Assigned task:
Each entry needs to be reproduced verbatim.

Extracted entries:

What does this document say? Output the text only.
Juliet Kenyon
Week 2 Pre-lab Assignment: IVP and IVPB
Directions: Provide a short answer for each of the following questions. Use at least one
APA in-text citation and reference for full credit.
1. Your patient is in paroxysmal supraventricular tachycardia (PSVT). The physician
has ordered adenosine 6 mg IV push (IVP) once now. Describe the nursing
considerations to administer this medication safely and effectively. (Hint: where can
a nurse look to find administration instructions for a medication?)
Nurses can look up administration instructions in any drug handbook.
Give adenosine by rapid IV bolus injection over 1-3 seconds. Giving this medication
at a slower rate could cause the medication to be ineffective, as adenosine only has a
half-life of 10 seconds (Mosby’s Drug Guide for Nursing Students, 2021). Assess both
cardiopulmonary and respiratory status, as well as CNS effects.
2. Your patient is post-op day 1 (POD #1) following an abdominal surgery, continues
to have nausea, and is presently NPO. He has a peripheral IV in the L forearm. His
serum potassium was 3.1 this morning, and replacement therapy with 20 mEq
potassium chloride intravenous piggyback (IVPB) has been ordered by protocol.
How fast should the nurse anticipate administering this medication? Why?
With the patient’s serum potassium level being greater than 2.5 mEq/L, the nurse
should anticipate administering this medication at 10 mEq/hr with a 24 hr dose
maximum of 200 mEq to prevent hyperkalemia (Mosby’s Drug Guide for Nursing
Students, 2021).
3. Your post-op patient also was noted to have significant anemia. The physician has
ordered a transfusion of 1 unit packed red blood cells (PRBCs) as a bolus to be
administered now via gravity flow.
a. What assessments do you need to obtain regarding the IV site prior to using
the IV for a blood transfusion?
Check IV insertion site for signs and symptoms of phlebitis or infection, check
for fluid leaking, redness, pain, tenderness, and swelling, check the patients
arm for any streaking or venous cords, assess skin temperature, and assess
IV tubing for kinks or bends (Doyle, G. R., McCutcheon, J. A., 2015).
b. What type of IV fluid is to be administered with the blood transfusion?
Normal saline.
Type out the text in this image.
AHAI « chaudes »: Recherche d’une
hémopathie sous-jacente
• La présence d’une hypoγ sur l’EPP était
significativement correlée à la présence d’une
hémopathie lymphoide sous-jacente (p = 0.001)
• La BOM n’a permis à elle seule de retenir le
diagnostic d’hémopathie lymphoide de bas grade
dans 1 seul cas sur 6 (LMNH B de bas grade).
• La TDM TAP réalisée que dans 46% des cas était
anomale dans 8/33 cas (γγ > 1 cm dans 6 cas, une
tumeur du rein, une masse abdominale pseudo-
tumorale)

Solution:
What does this document say? Output the text only.
Juliet Kenyon
Week 2 Pre-lab Assignment: IVP and IVPB
Directions: Provide a short answer for each of the following questions. Use at least one
APA in-text citation and reference for full credit.
1. Your patient is in paroxysmal supraventricular tachycardia (PSVT). The physician
has ordered adenosine 6 mg IV push (IVP) once now. Describe the nursing
considerations to administer this medication safely and effectively. (Hint: where can
a nurse look to find administration instructions for a medication?)
Nurses can look up administration instructions in any drug handbook.
Give adenosine by rapid IV bolus injection over 1-3 seconds. Giving this medication
at a slower rate could cause the medication to be ineffective, as adenosine only has a
half-life of 10 seconds (Mosby’s Drug Guide for Nursing Students, 2021). Assess both
cardiopulmonary and respiratory status, as well as CNS effects.
2. Your patient is post-op day 1 (POD #1) following an abdominal surgery, continues
to have nausea, and is presently NPO. He has a peripheral IV in the L forearm. His
serum potassium was 3.1 this morning, and replacement therapy with 20 mEq
potassium chloride intravenous piggyback (IVPB) has been ordered by protocol.
How fast should the nurse anticipate administering this medication? Why?
With the patient’s serum potassium level being greater than 2.5 mEq/L, the nurse
should anticipate administering this medication at 10 mEq/hr with a 24 hr dose
maximum of 200 mEq to prevent hyperkalemia (Mosby’s Drug Guide for Nursing
Students, 2021).
3. Your post-op patient also was noted to have significant anemia. The physician has
ordered a transfusion of 1 unit packed red blood cells (PRBCs) as a bolus to be
administered now via gravity flow.
a. What assessments do you need to obtain regarding the IV site prior to using
the IV for a blood transfusion?
Check IV insertion site for signs and symptoms of phlebitis or infection, check
for fluid leaking, redness, pain, tenderness, and swelling, check the patients
arm for any streaking or venous cords, assess skin temperature, and assess
IV tubing for kinks or bends (Doyle, G. R., McCutcheon, J. A., 2015).
b. What type of IV fluid is to be administered with the blood transfusion?
Normal saline.
Type out the text in this image.
AHAI « chaudes »: Recherche d’une
hémopathie sous-jacente
• La présence d’une hypoγ sur l’EPP était
significativement correlée à la présence d’une
hémopathie lymphoide sous-jacente (p = 0.001)
• La BOM n’a permis à elle seule de retenir le
diagnostic d’hémopathie lymphoide de bas grade
dans 1 seul cas sur 6 (LMNH B de bas grade).
• La TDM TAP réalisée que dans 46% des cas était
anomale dans 8/33 cas (γγ > 1 cm dans 6 cas, une
tumeur du rein, une masse abdominale pseudo-
tumorale)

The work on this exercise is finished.